[Stored records]
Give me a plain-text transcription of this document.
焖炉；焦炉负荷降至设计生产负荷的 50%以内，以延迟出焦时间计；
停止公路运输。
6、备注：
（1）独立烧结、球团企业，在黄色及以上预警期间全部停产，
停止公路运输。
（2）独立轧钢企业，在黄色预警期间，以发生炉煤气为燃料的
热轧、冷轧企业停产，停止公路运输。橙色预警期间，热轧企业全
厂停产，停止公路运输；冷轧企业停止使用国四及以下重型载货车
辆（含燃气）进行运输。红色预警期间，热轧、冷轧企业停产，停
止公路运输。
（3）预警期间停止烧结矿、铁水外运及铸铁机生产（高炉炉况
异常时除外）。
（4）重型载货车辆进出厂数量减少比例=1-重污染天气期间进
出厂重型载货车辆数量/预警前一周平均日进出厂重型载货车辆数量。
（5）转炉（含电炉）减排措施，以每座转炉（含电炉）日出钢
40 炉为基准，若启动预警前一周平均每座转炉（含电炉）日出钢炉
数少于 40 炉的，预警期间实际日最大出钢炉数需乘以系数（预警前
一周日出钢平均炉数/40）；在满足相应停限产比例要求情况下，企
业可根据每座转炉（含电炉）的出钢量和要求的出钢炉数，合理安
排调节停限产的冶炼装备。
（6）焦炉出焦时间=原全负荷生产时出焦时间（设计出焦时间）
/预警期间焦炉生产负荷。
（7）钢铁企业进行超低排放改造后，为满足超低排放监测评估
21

What is being asked: Exactly as written above, please repeat the entries.

Complete response:
Give me a plain-text transcription of this document.
焖炉；焦炉负荷降至设计生产负荷的 50%以内，以延迟出焦时间计；
停止公路运输。
6、备注：
（1）独立烧结、球团企业，在黄色及以上预警期间全部停产，
停止公路运输。
（2）独立轧钢企业，在黄色预警期间，以发生炉煤气为燃料的
热轧、冷轧企业停产，停止公路运输。橙色预警期间，热轧企业全
厂停产，停止公路运输；冷轧企业停止使用国四及以下重型载货车
辆（含燃气）进行运输。红色预警期间，热轧、冷轧企业停产，停
止公路运输。
（3）预警期间停止烧结矿、铁水外运及铸铁机生产（高炉炉况
异常时除外）。
（4）重型载货车辆进出厂数量减少比例=1-重污染天气期间进
出厂重型载货车辆数量/预警前一周平均日进出厂重型载货车辆数量。
（5）转炉（含电炉）减排措施，以每座转炉（含电炉）日出钢
40 炉为基准，若启动预警前一周平均每座转炉（含电炉）日出钢炉
数少于 40 炉的，预警期间实际日最大出钢炉数需乘以系数（预警前
一周日出钢平均炉数/40）；在满足相应停限产比例要求情况下，企
业可根据每座转炉（含电炉）的出钢量和要求的出钢炉数，合理安
排调节停限产的冶炼装备。
（6）焦炉出焦时间=原全负荷生产时出焦时间（设计出焦时间）
/预警期间焦炉生产负荷。
（7）钢铁企业进行超低排放改造后，为满足超低排放监测评估
21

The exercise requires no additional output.